> Problem details
Show every line in the entries below that contains the string "Indicators", copying each line in full.

>> BEGIN Data shown

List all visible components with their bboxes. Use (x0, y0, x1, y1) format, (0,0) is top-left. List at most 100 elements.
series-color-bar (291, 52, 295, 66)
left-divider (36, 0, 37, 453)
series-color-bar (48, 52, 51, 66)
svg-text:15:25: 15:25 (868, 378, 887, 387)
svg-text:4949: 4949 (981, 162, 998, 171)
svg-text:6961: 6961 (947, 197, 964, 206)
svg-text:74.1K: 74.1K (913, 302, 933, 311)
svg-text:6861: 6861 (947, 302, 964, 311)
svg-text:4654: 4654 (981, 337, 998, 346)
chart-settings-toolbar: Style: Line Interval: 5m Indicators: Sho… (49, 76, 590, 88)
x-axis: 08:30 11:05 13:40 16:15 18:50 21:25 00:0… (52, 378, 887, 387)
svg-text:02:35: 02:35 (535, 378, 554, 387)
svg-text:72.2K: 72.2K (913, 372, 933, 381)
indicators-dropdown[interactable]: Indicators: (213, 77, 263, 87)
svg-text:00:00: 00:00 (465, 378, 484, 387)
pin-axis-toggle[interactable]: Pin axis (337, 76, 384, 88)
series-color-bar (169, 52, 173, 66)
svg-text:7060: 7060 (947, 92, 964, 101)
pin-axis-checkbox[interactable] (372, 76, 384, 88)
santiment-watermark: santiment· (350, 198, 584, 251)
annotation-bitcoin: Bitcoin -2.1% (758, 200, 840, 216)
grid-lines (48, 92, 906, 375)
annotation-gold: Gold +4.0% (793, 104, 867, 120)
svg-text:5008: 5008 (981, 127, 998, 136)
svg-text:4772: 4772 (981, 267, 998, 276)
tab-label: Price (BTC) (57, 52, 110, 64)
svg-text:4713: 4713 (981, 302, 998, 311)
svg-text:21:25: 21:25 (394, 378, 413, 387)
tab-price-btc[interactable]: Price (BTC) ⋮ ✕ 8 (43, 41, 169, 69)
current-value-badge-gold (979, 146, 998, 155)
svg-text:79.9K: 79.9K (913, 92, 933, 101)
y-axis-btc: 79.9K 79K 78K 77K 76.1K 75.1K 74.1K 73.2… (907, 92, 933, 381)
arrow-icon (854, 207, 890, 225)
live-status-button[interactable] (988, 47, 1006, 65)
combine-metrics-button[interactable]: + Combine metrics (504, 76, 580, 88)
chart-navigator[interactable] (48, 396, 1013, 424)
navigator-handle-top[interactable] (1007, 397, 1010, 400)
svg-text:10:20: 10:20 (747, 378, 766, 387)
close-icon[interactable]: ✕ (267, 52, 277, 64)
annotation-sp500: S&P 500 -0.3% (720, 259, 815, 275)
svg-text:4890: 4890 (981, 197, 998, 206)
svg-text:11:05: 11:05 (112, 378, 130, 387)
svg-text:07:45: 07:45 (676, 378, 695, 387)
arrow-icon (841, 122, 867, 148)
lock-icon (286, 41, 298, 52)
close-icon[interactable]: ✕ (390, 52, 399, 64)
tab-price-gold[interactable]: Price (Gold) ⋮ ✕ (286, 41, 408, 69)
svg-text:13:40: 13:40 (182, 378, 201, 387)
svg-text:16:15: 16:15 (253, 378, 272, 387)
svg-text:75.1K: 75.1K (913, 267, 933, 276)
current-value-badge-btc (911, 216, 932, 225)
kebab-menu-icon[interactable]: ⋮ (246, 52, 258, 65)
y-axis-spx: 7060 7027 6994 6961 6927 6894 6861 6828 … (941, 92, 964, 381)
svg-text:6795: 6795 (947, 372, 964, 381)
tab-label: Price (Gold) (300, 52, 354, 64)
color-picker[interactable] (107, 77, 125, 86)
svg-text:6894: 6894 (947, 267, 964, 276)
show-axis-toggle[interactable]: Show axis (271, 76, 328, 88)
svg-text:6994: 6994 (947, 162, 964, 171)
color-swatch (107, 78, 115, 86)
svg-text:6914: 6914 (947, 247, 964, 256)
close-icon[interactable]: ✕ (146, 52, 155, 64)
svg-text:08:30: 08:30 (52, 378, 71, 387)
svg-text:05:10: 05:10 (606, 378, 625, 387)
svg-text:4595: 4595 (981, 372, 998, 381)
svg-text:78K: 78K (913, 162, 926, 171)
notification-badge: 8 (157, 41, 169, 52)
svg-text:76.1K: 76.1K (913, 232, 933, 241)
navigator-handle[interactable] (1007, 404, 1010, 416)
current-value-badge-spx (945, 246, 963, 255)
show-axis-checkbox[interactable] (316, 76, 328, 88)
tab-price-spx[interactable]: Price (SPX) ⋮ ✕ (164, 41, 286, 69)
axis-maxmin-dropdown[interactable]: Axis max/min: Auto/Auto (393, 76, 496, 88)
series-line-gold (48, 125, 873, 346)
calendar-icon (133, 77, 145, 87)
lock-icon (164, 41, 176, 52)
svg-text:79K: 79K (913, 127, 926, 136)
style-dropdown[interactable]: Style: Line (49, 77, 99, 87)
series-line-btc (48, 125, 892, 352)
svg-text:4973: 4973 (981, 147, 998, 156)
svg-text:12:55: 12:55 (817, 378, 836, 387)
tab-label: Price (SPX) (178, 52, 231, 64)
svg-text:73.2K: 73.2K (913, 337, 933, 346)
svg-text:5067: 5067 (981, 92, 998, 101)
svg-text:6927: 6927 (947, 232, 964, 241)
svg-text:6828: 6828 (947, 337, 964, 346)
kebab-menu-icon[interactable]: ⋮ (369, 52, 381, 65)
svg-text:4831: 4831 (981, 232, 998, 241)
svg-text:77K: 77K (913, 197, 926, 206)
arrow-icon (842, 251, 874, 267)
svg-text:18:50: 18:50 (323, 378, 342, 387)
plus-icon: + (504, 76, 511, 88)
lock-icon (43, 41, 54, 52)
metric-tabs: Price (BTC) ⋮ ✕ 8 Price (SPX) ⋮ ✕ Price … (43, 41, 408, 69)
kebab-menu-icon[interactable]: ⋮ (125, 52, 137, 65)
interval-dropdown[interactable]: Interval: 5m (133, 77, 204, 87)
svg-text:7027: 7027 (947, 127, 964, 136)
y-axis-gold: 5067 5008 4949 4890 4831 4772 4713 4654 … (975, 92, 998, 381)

>> END Data shown

> Solution to this problem
chart-settings-toolbar: Style: Line Interval: 5m Indicators: Sho… (49, 76, 590, 88)
indicators-dropdown[interactable]: Indicators: (213, 77, 263, 87)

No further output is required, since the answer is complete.